DATASET =
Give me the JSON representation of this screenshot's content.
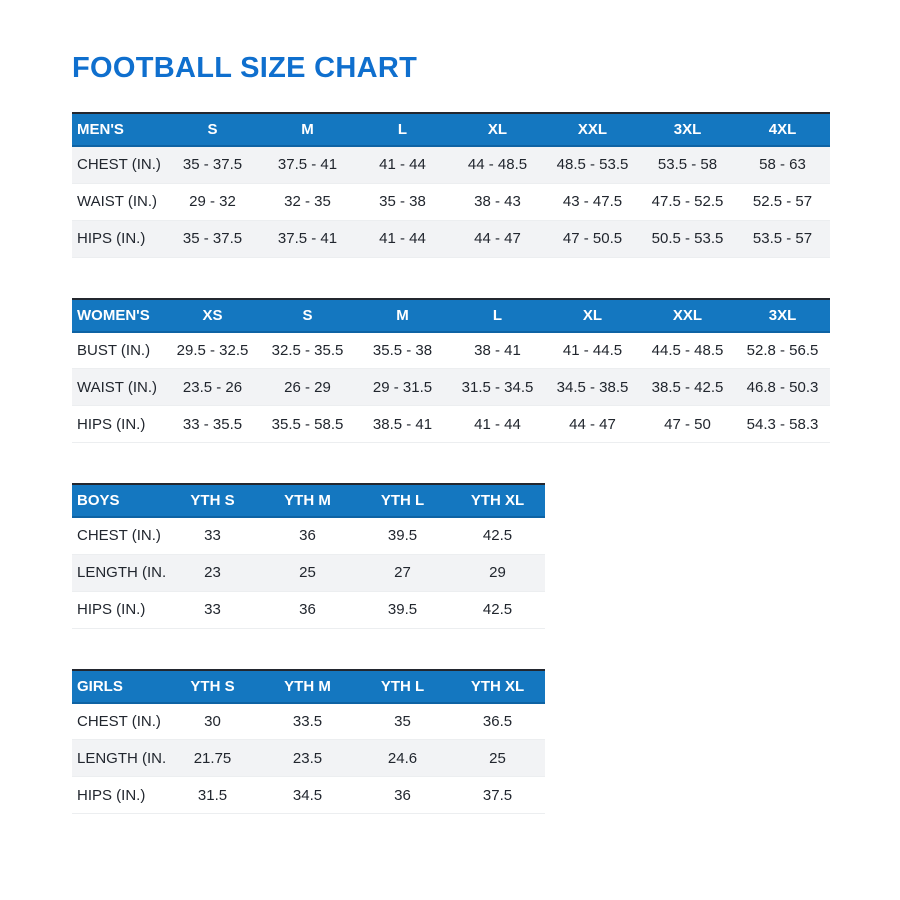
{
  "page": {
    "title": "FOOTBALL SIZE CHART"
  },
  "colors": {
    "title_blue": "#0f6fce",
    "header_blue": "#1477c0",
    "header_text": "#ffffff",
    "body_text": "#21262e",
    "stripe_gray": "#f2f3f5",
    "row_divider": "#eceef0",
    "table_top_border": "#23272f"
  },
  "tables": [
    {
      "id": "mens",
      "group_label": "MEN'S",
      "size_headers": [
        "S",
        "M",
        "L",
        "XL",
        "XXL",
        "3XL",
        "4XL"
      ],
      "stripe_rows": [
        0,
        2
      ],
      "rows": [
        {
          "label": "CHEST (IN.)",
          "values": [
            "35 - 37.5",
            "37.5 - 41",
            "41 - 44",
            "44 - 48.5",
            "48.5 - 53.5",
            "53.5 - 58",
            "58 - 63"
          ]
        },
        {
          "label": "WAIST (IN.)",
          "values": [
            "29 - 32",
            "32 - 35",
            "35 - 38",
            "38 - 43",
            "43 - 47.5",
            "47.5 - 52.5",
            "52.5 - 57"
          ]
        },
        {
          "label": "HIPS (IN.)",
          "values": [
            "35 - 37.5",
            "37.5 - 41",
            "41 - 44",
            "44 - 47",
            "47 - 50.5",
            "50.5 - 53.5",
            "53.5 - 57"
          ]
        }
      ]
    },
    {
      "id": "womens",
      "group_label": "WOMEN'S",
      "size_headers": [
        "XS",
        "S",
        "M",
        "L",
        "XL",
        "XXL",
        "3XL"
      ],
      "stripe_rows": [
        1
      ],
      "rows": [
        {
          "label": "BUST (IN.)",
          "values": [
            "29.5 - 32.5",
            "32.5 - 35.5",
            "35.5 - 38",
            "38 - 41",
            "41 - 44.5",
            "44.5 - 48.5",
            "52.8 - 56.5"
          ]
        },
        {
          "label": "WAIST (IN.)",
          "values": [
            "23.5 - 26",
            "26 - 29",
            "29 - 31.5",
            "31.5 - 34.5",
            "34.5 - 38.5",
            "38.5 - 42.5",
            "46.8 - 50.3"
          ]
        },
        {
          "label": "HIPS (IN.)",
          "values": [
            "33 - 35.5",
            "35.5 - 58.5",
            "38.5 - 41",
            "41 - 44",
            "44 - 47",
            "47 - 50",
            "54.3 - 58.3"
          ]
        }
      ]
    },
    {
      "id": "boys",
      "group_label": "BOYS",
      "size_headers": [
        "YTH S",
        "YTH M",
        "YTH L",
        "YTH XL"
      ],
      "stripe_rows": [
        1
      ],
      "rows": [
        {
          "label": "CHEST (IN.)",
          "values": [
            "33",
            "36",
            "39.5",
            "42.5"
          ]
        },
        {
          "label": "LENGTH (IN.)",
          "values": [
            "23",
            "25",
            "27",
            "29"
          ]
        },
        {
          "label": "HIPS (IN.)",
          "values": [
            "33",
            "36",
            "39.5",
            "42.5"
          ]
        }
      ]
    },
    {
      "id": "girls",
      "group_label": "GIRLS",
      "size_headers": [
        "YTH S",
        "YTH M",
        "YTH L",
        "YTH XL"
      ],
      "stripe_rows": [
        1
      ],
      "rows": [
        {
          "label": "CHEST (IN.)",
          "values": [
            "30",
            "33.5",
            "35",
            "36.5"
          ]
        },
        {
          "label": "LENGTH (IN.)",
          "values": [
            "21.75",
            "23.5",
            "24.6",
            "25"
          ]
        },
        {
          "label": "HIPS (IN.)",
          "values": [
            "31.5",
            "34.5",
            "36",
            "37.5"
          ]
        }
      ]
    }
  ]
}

WHAT IS NEEDED = Output the entries above exactly. Drop the pictures.

ANSWER TO THIS PROBLEM =
Give me the JSON representation of this screenshot's content.
{
  "page": {
    "title": "FOOTBALL SIZE CHART"
  },
  "colors": {
    "title_blue": "#0f6fce",
    "header_blue": "#1477c0",
    "header_text": "#ffffff",
    "body_text": "#21262e",
    "stripe_gray": "#f2f3f5",
    "row_divider": "#eceef0",
    "table_top_border": "#23272f"
  },
  "tables": [
    {
      "id": "mens",
      "group_label": "MEN'S",
      "size_headers": [
        "S",
        "M",
        "L",
        "XL",
        "XXL",
        "3XL",
        "4XL"
      ],
      "stripe_rows": [
        0,
        2
      ],
      "rows": [
        {
          "label": "CHEST (IN.)",
          "values": [
            "35 - 37.5",
            "37.5 - 41",
            "41 - 44",
            "44 - 48.5",
            "48.5 - 53.5",
            "53.5 - 58",
            "58 - 63"
          ]
        },
        {
          "label": "WAIST (IN.)",
          "values": [
            "29 - 32",
            "32 - 35",
            "35 - 38",
            "38 - 43",
            "43 - 47.5",
            "47.5 - 52.5",
            "52.5 - 57"
          ]
        },
        {
          "label": "HIPS (IN.)",
          "values": [
            "35 - 37.5",
            "37.5 - 41",
            "41 - 44",
            "44 - 47",
            "47 - 50.5",
            "50.5 - 53.5",
            "53.5 - 57"
          ]
        }
      ]
    },
    {
      "id": "womens",
      "group_label": "WOMEN'S",
      "size_headers": [
        "XS",
        "S",
        "M",
        "L",
        "XL",
        "XXL",
        "3XL"
      ],
      "stripe_rows": [
        1
      ],
      "rows": [
        {
          "label": "BUST (IN.)",
          "values": [
            "29.5 - 32.5",
            "32.5 - 35.5",
            "35.5 - 38",
            "38 - 41",
            "41 - 44.5",
            "44.5 - 48.5",
            "52.8 - 56.5"
          ]
        },
        {
          "label": "WAIST (IN.)",
          "values": [
            "23.5 - 26",
            "26 - 29",
            "29 - 31.5",
            "31.5 - 34.5",
            "34.5 - 38.5",
            "38.5 - 42.5",
            "46.8 - 50.3"
          ]
        },
        {
          "label": "HIPS (IN.)",
          "values": [
            "33 - 35.5",
            "35.5 - 58.5",
            "38.5 - 41",
            "41 - 44",
            "44 - 47",
            "47 - 50",
            "54.3 - 58.3"
          ]
        }
      ]
    },
    {
      "id": "boys",
      "group_label": "BOYS",
      "size_headers": [
        "YTH S",
        "YTH M",
        "YTH L",
        "YTH XL"
      ],
      "stripe_rows": [
        1
      ],
      "rows": [
        {
          "label": "CHEST (IN.)",
          "values": [
            "33",
            "36",
            "39.5",
            "42.5"
          ]
        },
        {
          "label": "LENGTH (IN.)",
          "values": [
            "23",
            "25",
            "27",
            "29"
          ]
        },
        {
          "label": "HIPS (IN.)",
          "values": [
            "33",
            "36",
            "39.5",
            "42.5"
          ]
        }
      ]
    },
    {
      "id": "girls",
      "group_label": "GIRLS",
      "size_headers": [
        "YTH S",
        "YTH M",
        "YTH L",
        "YTH XL"
      ],
      "stripe_rows": [
        1
      ],
      "rows": [
        {
          "label": "CHEST (IN.)",
          "values": [
            "30",
            "33.5",
            "35",
            "36.5"
          ]
        },
        {
          "label": "LENGTH (IN.)",
          "values": [
            "21.75",
            "23.5",
            "24.6",
            "25"
          ]
        },
        {
          "label": "HIPS (IN.)",
          "values": [
            "31.5",
            "34.5",
            "36",
            "37.5"
          ]
        }
      ]
    }
  ]
}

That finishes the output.